▶ **Work task**: For the data below, work out the number of lines containing the string "Grundsatz" and answer with that number only.
★ ★ ★
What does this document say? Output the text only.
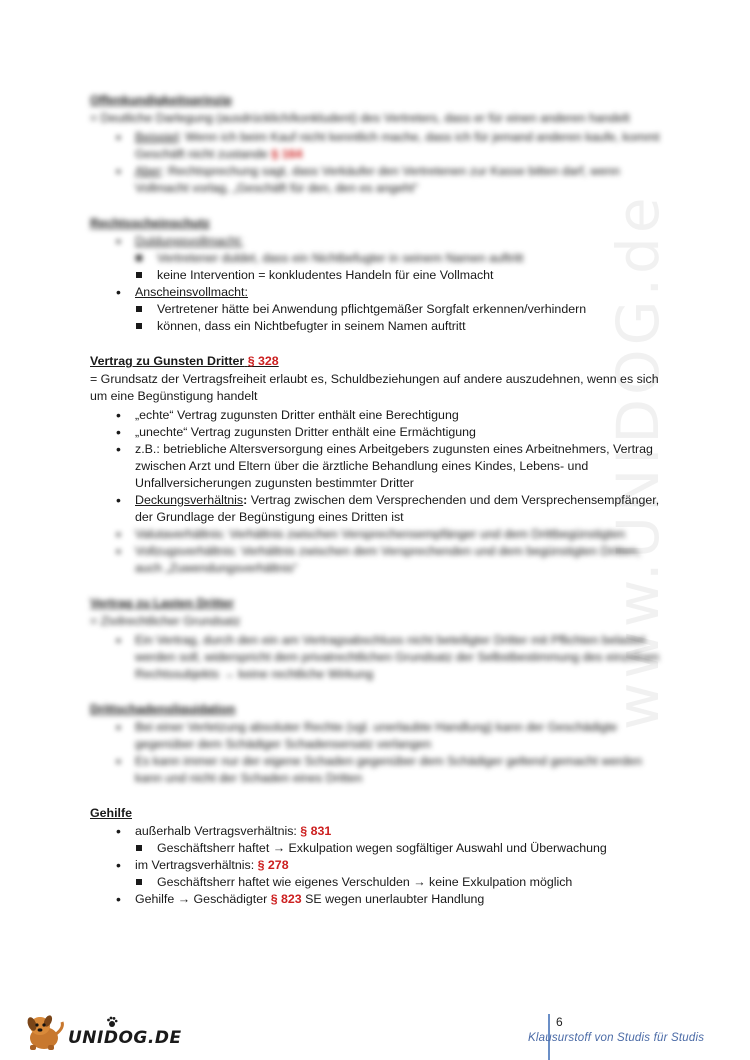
www.UNIDOG.de
Offenkundigkeitsprinzip
= Deutliche Darlegung (ausdrücklich/konkludent) des Vertreters, dass er für einen anderen handelt
• Beispiel: Wenn ich beim Kauf nicht kenntlich mache, dass ich für jemand anderen kaufe, kommt Geschäft nicht zustande § 164
• Aber: Rechtsprechung sagt, dass Verkäufer den Vertretenen zur Kasse bitten darf, wenn Vollmacht vorlag, „Geschäft für den, den es angeht“
Rechtsscheinschutz
• Duldungsvollmacht:
Vertretener duldet, dass ein Nichtbefugter in seinem Namen auftritt
keine Intervention = konkludentes Handeln für eine Vollmacht
• Anscheinsvollmacht:
Vertretener hätte bei Anwendung pflichtgemäßer Sorgfalt erkennen/verhindern
können, dass ein Nichtbefugter in seinem Namen auftritt
Vertrag zu Gunsten Dritter § 328
= Grundsatz der Vertragsfreiheit erlaubt es, Schuldbeziehungen auf andere auszudehnen, wenn es sich um eine Begünstigung handelt
• „echte“ Vertrag zugunsten Dritter enthält eine Berechtigung
• „unechte“ Vertrag zugunsten Dritter enthält eine Ermächtigung
• z.B.: betriebliche Altersversorgung eines Arbeitgebers zugunsten eines Arbeitnehmers, Vertrag zwischen Arzt und Eltern über die ärztliche Behandlung eines Kindes, Lebens- und Unfallversicherungen zugunsten bestimmter Dritter
• Deckungsverhältnis: Vertrag zwischen dem Versprechenden und dem Versprechensempfänger, der Grundlage der Begünstigung eines Dritten ist
• Valutaverhältnis: Verhältnis zwischen Versprechensempfänger und dem Drittbegünstigten
• Vollzugsverhältnis: Verhältnis zwischen dem Versprechenden und dem begünstigten Dritten, auch „Zuwendungsverhältnis“
Vertrag zu Lasten Dritter
= Zivilrechtlicher Grundsatz
• Ein Vertrag, durch den ein am Vertragsabschluss nicht beteiligter Dritter mit Pflichten belastet werden soll, widerspricht dem privatrechtlichen Grundsatz der Selbstbestimmung des einzelnen Rechtssubjekts → keine rechtliche Wirkung
Drittschadensliquidation
• Bei einer Verletzung absoluter Rechte (vgl. unerlaubte Handlung) kann der Geschädigte gegenüber dem Schädiger Schadensersatz verlangen
• Es kann immer nur der eigene Schaden gegenüber dem Schädiger geltend gemacht werden kann und nicht der Schaden eines Dritten
Gehilfe
• außerhalb Vertragsverhältnis: § 831
Geschäftsherr haftet → Exkulpation wegen sogfältiger Auswahl und Überwachung
• im Vertragsverhältnis: § 278
Geschäftsherr haftet wie eigenes Verschulden → keine Exkulpation möglich
• Gehilfe → Geschädigter § 823 SE wegen unerlaubter Handlung
UNIDOG.DE
6
Klausurstoff von Studis für Studis
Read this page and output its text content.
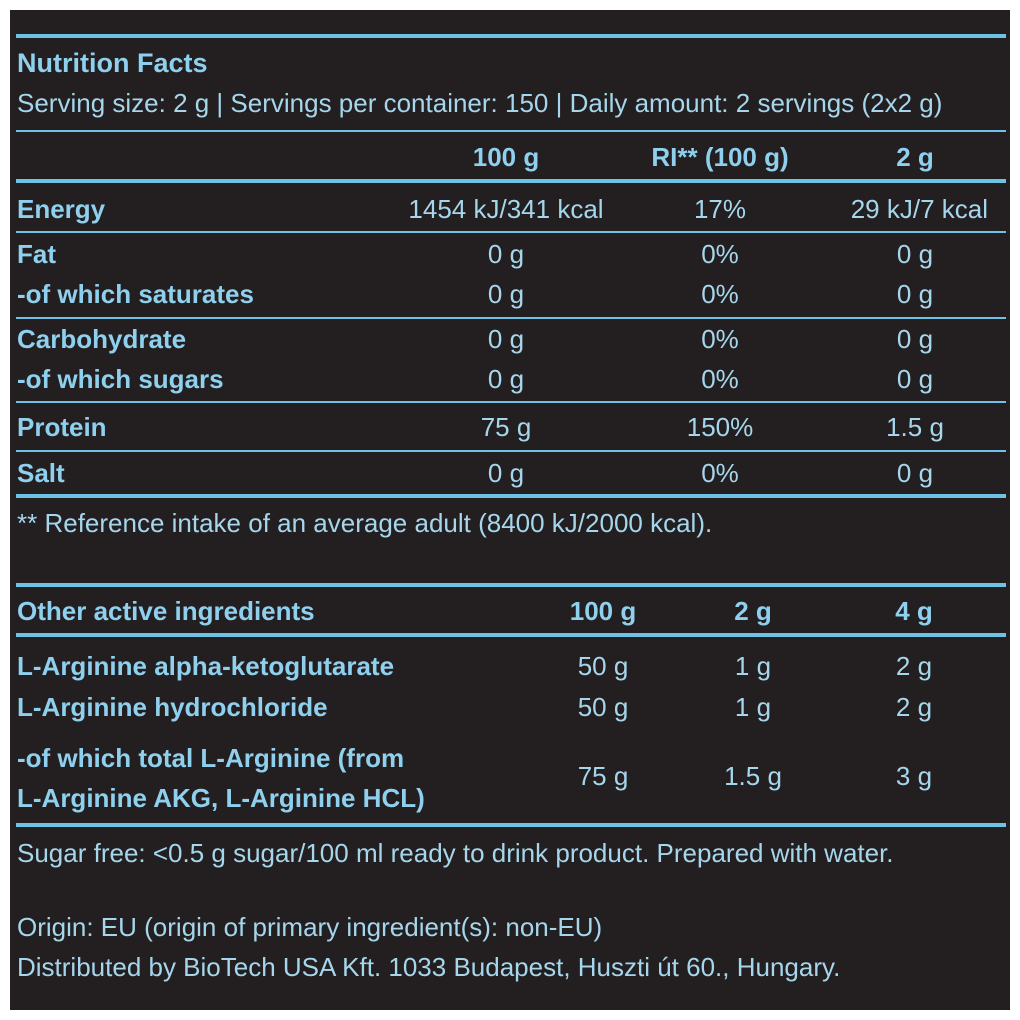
Nutrition Facts
Serving size: 2 g | Servings per container: 150 | Daily amount: 2 servings (2x2 g)
100 g	RI** (100 g)	2 g
Energy	1454 kJ/341 kcal	17%	29 kJ/7 kcal
Fat	0 g	0%	0 g
-of which saturates	0 g	0%	0 g
Carbohydrate	0 g	0%	0 g
-of which sugars	0 g	0%	0 g
Protein	75 g	150%	1.5 g
Salt	0 g	0%	0 g
** Reference intake of an average adult (8400 kJ/2000 kcal).
Other active ingredients	100 g	2 g	4 g
L-Arginine alpha-ketoglutarate	50 g	1 g	2 g
L-Arginine hydrochloride	50 g	1 g	2 g
-of which total L-Arginine (from
L-Arginine AKG, L-Arginine HCL)
75 g	1.5 g	3 g
Sugar free: <0.5 g sugar/100 ml ready to drink product. Prepared with water.
Origin: EU (origin of primary ingredient(s): non-EU)
Distributed by BioTech USA Kft. 1033 Budapest, Huszti út 60., Hungary.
★ ★ ★
▶ **Output of the exercise**: 3